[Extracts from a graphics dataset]
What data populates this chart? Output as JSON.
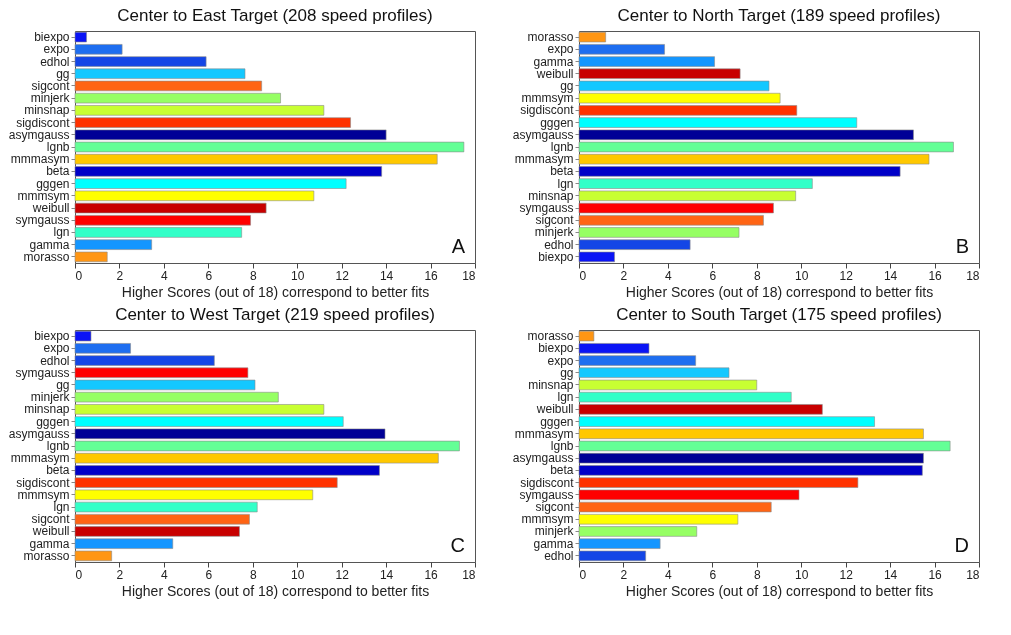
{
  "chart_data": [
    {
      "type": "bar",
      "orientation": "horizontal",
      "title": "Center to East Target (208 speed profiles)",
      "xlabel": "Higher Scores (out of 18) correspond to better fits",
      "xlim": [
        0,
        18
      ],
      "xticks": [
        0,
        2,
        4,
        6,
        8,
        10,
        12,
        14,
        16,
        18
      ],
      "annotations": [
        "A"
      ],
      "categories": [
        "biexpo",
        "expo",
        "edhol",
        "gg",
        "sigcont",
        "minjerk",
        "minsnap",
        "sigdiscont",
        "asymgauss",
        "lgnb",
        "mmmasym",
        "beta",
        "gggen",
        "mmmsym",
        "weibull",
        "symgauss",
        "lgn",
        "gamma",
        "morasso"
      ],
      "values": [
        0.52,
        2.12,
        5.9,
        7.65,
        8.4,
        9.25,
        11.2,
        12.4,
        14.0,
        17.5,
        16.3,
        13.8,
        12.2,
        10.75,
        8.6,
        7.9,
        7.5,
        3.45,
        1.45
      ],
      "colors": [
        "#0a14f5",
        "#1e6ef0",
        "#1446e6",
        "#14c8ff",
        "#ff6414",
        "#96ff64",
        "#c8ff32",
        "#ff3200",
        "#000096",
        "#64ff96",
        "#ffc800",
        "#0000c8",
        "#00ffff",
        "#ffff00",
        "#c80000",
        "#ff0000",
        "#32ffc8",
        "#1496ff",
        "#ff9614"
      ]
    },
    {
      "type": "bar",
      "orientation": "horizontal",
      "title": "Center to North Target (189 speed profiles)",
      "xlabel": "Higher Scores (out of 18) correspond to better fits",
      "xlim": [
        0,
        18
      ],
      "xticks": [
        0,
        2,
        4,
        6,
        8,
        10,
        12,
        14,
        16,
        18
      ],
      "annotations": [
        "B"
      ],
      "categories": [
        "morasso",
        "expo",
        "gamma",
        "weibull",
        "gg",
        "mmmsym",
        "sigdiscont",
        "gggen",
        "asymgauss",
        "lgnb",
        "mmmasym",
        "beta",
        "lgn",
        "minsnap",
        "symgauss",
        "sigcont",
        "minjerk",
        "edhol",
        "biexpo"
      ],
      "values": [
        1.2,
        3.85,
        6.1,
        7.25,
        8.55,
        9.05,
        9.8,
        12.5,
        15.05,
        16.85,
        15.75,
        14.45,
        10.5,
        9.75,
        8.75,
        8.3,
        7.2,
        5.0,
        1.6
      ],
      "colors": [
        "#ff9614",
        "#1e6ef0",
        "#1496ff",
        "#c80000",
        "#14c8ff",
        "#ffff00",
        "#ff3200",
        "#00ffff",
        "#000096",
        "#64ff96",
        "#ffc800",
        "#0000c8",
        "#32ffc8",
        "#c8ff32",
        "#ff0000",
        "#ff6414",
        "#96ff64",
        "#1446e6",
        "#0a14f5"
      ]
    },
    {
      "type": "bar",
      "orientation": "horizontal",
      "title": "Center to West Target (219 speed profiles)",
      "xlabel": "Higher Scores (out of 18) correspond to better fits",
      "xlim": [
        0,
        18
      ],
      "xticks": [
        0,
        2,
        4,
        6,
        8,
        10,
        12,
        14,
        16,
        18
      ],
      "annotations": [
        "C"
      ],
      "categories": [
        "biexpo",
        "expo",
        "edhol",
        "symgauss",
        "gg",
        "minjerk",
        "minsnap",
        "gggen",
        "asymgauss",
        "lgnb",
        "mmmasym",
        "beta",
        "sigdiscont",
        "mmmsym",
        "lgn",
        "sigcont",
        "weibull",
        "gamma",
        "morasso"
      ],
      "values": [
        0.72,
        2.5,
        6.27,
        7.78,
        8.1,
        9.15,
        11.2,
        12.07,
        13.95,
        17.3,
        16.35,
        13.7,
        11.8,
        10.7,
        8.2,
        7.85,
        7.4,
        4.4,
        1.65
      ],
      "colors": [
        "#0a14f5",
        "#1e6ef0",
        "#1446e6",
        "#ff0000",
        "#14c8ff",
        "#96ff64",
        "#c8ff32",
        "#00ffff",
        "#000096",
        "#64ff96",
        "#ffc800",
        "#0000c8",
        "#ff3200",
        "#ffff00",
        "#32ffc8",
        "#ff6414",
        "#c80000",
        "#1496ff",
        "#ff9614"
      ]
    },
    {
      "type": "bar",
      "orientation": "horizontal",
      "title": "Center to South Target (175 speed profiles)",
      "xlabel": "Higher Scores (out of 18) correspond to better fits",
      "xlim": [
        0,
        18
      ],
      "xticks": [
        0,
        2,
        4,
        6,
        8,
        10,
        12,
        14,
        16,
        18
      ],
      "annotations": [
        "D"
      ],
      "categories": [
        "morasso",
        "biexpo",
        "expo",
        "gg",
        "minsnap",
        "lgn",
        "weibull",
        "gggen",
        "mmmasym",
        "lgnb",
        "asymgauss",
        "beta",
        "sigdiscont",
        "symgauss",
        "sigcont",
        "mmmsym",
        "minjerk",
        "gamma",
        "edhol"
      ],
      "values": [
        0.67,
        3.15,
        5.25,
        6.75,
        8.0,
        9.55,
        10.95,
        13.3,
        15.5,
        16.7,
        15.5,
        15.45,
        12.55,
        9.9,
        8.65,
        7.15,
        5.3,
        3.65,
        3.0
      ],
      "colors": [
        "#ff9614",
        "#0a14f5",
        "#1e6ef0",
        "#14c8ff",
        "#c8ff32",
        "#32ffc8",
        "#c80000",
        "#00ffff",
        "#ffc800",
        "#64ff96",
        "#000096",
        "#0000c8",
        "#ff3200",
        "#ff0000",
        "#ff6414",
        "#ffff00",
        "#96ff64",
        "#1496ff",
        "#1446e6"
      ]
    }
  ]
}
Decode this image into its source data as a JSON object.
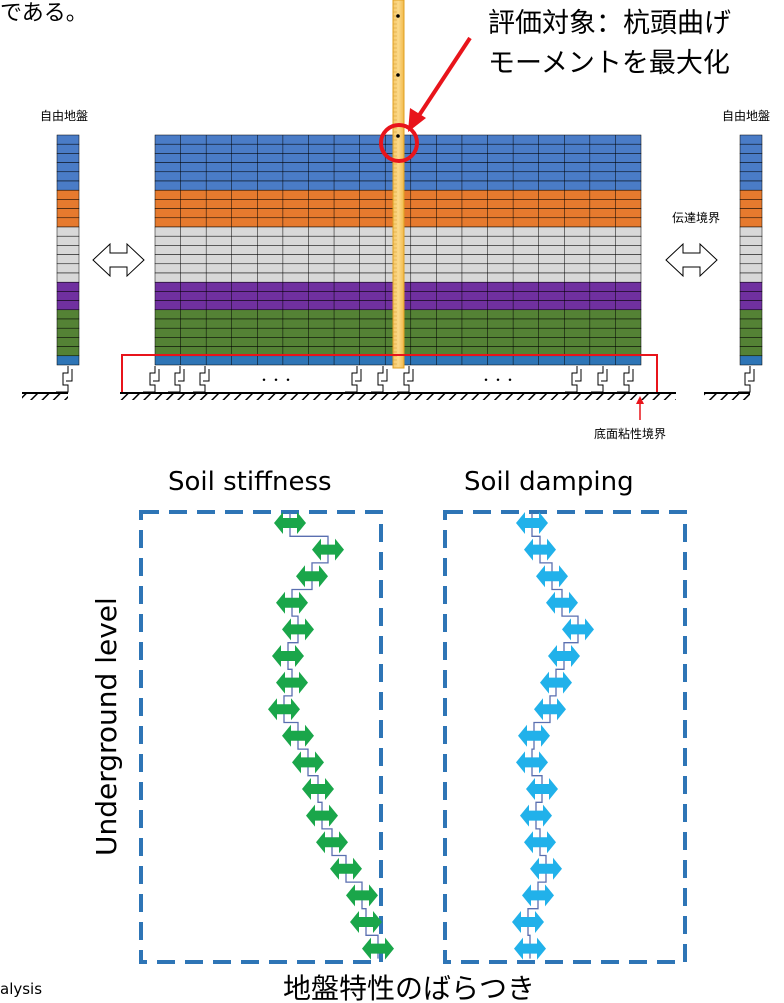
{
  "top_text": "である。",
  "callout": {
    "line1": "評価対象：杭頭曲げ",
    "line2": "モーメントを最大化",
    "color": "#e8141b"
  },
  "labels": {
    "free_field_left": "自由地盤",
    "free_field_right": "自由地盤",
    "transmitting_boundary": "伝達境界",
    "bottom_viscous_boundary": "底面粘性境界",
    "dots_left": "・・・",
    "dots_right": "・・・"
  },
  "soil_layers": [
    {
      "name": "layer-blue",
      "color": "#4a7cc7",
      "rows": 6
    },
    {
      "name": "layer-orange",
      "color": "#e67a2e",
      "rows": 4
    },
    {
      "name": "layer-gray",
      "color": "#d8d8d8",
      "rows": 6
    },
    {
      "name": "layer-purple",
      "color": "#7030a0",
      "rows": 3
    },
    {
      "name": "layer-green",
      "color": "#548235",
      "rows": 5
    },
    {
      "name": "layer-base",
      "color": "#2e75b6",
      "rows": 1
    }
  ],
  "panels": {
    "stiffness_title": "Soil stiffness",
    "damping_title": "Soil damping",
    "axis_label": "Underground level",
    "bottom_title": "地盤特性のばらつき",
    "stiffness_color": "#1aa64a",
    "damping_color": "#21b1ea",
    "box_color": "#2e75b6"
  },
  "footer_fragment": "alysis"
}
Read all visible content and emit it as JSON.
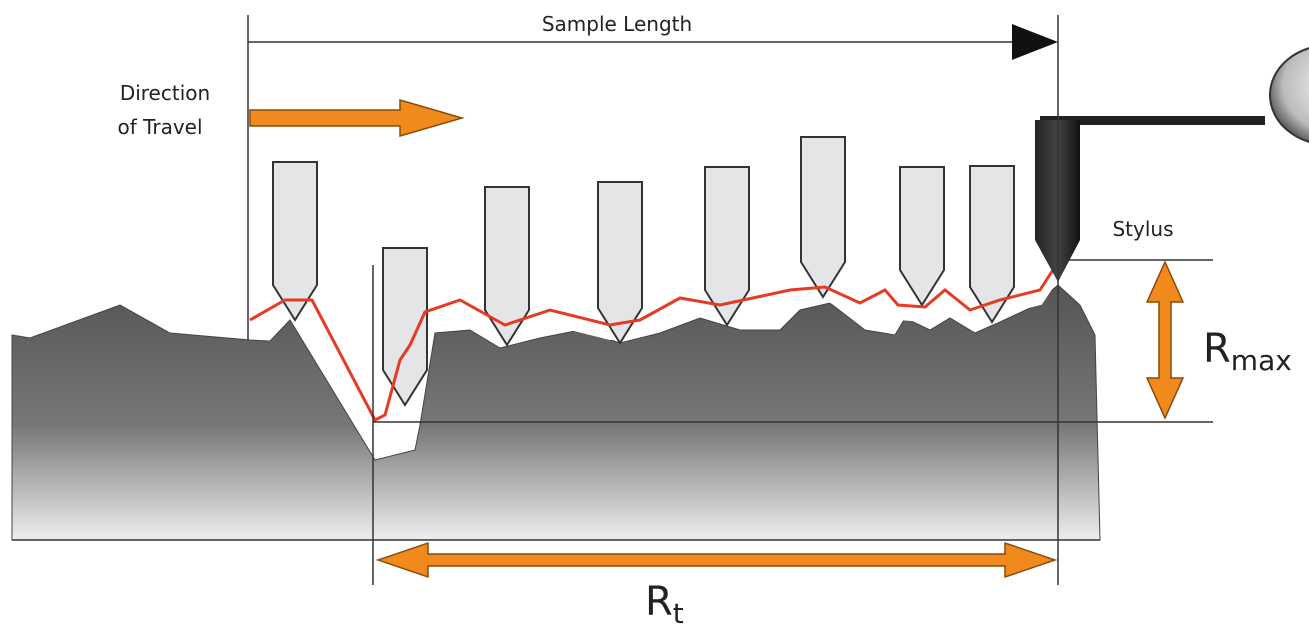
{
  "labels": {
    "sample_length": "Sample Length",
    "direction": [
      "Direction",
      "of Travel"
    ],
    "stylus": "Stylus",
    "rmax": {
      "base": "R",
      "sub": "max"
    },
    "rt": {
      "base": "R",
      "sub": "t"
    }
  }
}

**Goal**
From the material above, reproduce everything verbatim except the pictures.

**Reply**
What data populates this chart? Output as JSON.
{
  "chart_data": [
    {
      "type": "bar",
      "orientation": "horizontal",
      "title": "Center to East Target (208 speed profiles)",
      "xlabel": "Higher Scores (out of 18) correspond to better fits",
      "xlim": [
        0,
        18
      ],
      "xticks": [
        0,
        2,
        4,
        6,
        8,
        10,
        12,
        14,
        16,
        18
      ],
      "annotations": [
        "A"
      ],
      "categories": [
        "biexpo",
        "expo",
        "edhol",
        "gg",
        "sigcont",
        "minjerk",
        "minsnap",
        "sigdiscont",
        "asymgauss",
        "lgnb",
        "mmmasym",
        "beta",
        "gggen",
        "mmmsym",
        "weibull",
        "symgauss",
        "lgn",
        "gamma",
        "morasso"
      ],
      "values": [
        0.52,
        2.12,
        5.9,
        7.65,
        8.4,
        9.25,
        11.2,
        12.4,
        14.0,
        17.5,
        16.3,
        13.8,
        12.2,
        10.75,
        8.6,
        7.9,
        7.5,
        3.45,
        1.45
      ],
      "colors": [
        "#0a14f5",
        "#1e6ef0",
        "#1446e6",
        "#14c8ff",
        "#ff6414",
        "#96ff64",
        "#c8ff32",
        "#ff3200",
        "#000096",
        "#64ff96",
        "#ffc800",
        "#0000c8",
        "#00ffff",
        "#ffff00",
        "#c80000",
        "#ff0000",
        "#32ffc8",
        "#1496ff",
        "#ff9614"
      ]
    },
    {
      "type": "bar",
      "orientation": "horizontal",
      "title": "Center to North Target (189 speed profiles)",
      "xlabel": "Higher Scores (out of 18) correspond to better fits",
      "xlim": [
        0,
        18
      ],
      "xticks": [
        0,
        2,
        4,
        6,
        8,
        10,
        12,
        14,
        16,
        18
      ],
      "annotations": [
        "B"
      ],
      "categories": [
        "morasso",
        "expo",
        "gamma",
        "weibull",
        "gg",
        "mmmsym",
        "sigdiscont",
        "gggen",
        "asymgauss",
        "lgnb",
        "mmmasym",
        "beta",
        "lgn",
        "minsnap",
        "symgauss",
        "sigcont",
        "minjerk",
        "edhol",
        "biexpo"
      ],
      "values": [
        1.2,
        3.85,
        6.1,
        7.25,
        8.55,
        9.05,
        9.8,
        12.5,
        15.05,
        16.85,
        15.75,
        14.45,
        10.5,
        9.75,
        8.75,
        8.3,
        7.2,
        5.0,
        1.6
      ],
      "colors": [
        "#ff9614",
        "#1e6ef0",
        "#1496ff",
        "#c80000",
        "#14c8ff",
        "#ffff00",
        "#ff3200",
        "#00ffff",
        "#000096",
        "#64ff96",
        "#ffc800",
        "#0000c8",
        "#32ffc8",
        "#c8ff32",
        "#ff0000",
        "#ff6414",
        "#96ff64",
        "#1446e6",
        "#0a14f5"
      ]
    },
    {
      "type": "bar",
      "orientation": "horizontal",
      "title": "Center to West Target (219 speed profiles)",
      "xlabel": "Higher Scores (out of 18) correspond to better fits",
      "xlim": [
        0,
        18
      ],
      "xticks": [
        0,
        2,
        4,
        6,
        8,
        10,
        12,
        14,
        16,
        18
      ],
      "annotations": [
        "C"
      ],
      "categories": [
        "biexpo",
        "expo",
        "edhol",
        "symgauss",
        "gg",
        "minjerk",
        "minsnap",
        "gggen",
        "asymgauss",
        "lgnb",
        "mmmasym",
        "beta",
        "sigdiscont",
        "mmmsym",
        "lgn",
        "sigcont",
        "weibull",
        "gamma",
        "morasso"
      ],
      "values": [
        0.72,
        2.5,
        6.27,
        7.78,
        8.1,
        9.15,
        11.2,
        12.07,
        13.95,
        17.3,
        16.35,
        13.7,
        11.8,
        10.7,
        8.2,
        7.85,
        7.4,
        4.4,
        1.65
      ],
      "colors": [
        "#0a14f5",
        "#1e6ef0",
        "#1446e6",
        "#ff0000",
        "#14c8ff",
        "#96ff64",
        "#c8ff32",
        "#00ffff",
        "#000096",
        "#64ff96",
        "#ffc800",
        "#0000c8",
        "#ff3200",
        "#ffff00",
        "#32ffc8",
        "#ff6414",
        "#c80000",
        "#1496ff",
        "#ff9614"
      ]
    },
    {
      "type": "bar",
      "orientation": "horizontal",
      "title": "Center to South Target (175 speed profiles)",
      "xlabel": "Higher Scores (out of 18) correspond to better fits",
      "xlim": [
        0,
        18
      ],
      "xticks": [
        0,
        2,
        4,
        6,
        8,
        10,
        12,
        14,
        16,
        18
      ],
      "annotations": [
        "D"
      ],
      "categories": [
        "morasso",
        "biexpo",
        "expo",
        "gg",
        "minsnap",
        "lgn",
        "weibull",
        "gggen",
        "mmmasym",
        "lgnb",
        "asymgauss",
        "beta",
        "sigdiscont",
        "symgauss",
        "sigcont",
        "mmmsym",
        "minjerk",
        "gamma",
        "edhol"
      ],
      "values": [
        0.67,
        3.15,
        5.25,
        6.75,
        8.0,
        9.55,
        10.95,
        13.3,
        15.5,
        16.7,
        15.5,
        15.45,
        12.55,
        9.9,
        8.65,
        7.15,
        5.3,
        3.65,
        3.0
      ],
      "colors": [
        "#ff9614",
        "#0a14f5",
        "#1e6ef0",
        "#14c8ff",
        "#c8ff32",
        "#32ffc8",
        "#c80000",
        "#00ffff",
        "#ffc800",
        "#64ff96",
        "#000096",
        "#0000c8",
        "#ff3200",
        "#ff0000",
        "#ff6414",
        "#ffff00",
        "#96ff64",
        "#1496ff",
        "#1446e6"
      ]
    }
  ]
}
Decode this image into its source data as a JSON object.
{
  "top_text": "である。",
  "callout": {
    "line1": "評価対象：杭頭曲げ",
    "line2": "モーメントを最大化",
    "color": "#e8141b"
  },
  "labels": {
    "free_field_left": "自由地盤",
    "free_field_right": "自由地盤",
    "transmitting_boundary": "伝達境界",
    "bottom_viscous_boundary": "底面粘性境界",
    "dots_left": "・・・",
    "dots_right": "・・・"
  },
  "soil_layers": [
    {
      "name": "layer-blue",
      "color": "#4a7cc7",
      "rows": 6
    },
    {
      "name": "layer-orange",
      "color": "#e67a2e",
      "rows": 4
    },
    {
      "name": "layer-gray",
      "color": "#d8d8d8",
      "rows": 6
    },
    {
      "name": "layer-purple",
      "color": "#7030a0",
      "rows": 3
    },
    {
      "name": "layer-green",
      "color": "#548235",
      "rows": 5
    },
    {
      "name": "layer-base",
      "color": "#2e75b6",
      "rows": 1
    }
  ],
  "panels": {
    "stiffness_title": "Soil stiffness",
    "damping_title": "Soil damping",
    "axis_label": "Underground level",
    "bottom_title": "地盤特性のばらつき",
    "stiffness_color": "#1aa64a",
    "damping_color": "#21b1ea",
    "box_color": "#2e75b6"
  },
  "footer_fragment": "alysis"
}
Read all visible content and emit it as JSON.
{
  "labels": {
    "sample_length": "Sample Length",
    "direction": [
      "Direction",
      "of Travel"
    ],
    "stylus": "Stylus",
    "rmax": {
      "base": "R",
      "sub": "max"
    },
    "rt": {
      "base": "R",
      "sub": "t"
    }
  }
}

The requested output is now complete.